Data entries

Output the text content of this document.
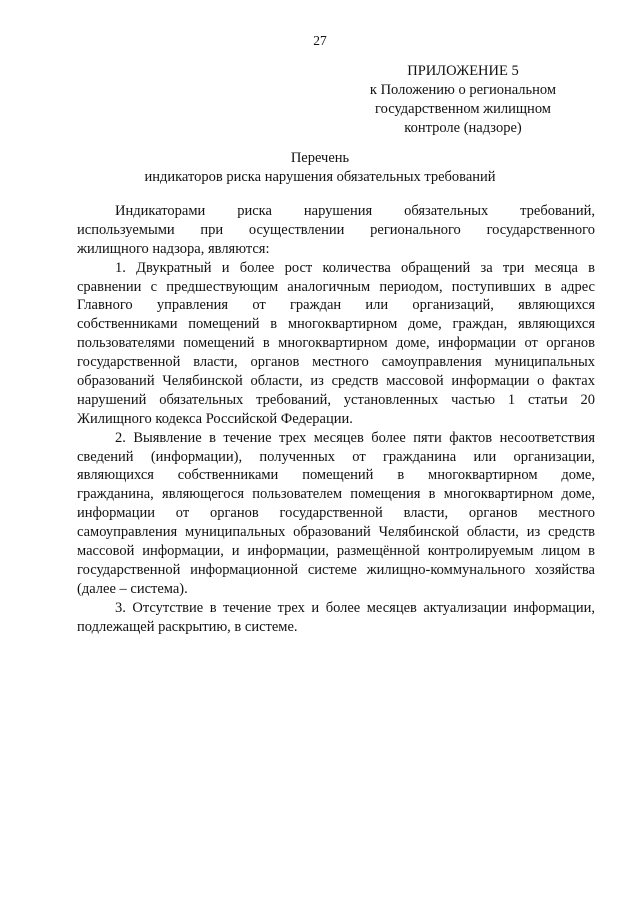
27
ПРИЛОЖЕНИЕ 5
к Положению о региональном
государственном жилищном
контроле (надзоре)
Перечень
индикаторов риска нарушения обязательных требований
Индикаторами риска нарушения обязательных требований,
используемыми при осуществлении регионального государственного
жилищного надзора, являются:
1. Двукратный и более рост количества обращений за три месяца в
сравнении с предшествующим аналогичным периодом, поступивших в адрес
Главного управления от граждан или организаций, являющихся
собственниками помещений в многоквартирном доме, граждан, являющихся
пользователями помещений в многоквартирном доме, информации от органов
государственной власти, органов местного самоуправления муниципальных
образований Челябинской области, из средств массовой информации о фактах
нарушений обязательных требований, установленных частью 1 статьи 20
Жилищного кодекса Российской Федерации.
2. Выявление в течение трех месяцев более пяти фактов несоответствия
сведений (информации), полученных от гражданина или организации,
являющихся собственниками помещений в многоквартирном доме,
гражданина, являющегося пользователем помещения в многоквартирном доме,
информации от органов государственной власти, органов местного
самоуправления муниципальных образований Челябинской области, из средств
массовой информации, и информации, размещённой контролируемым лицом в
государственной информационной системе жилищно-коммунального хозяйства
(далее – система).
3. Отсутствие в течение трех и более месяцев актуализации информации,
подлежащей раскрытию, в системе.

* Exercise *
Using the listing above, state the number of lines that hold "помещений", with no other text.

* Result *
3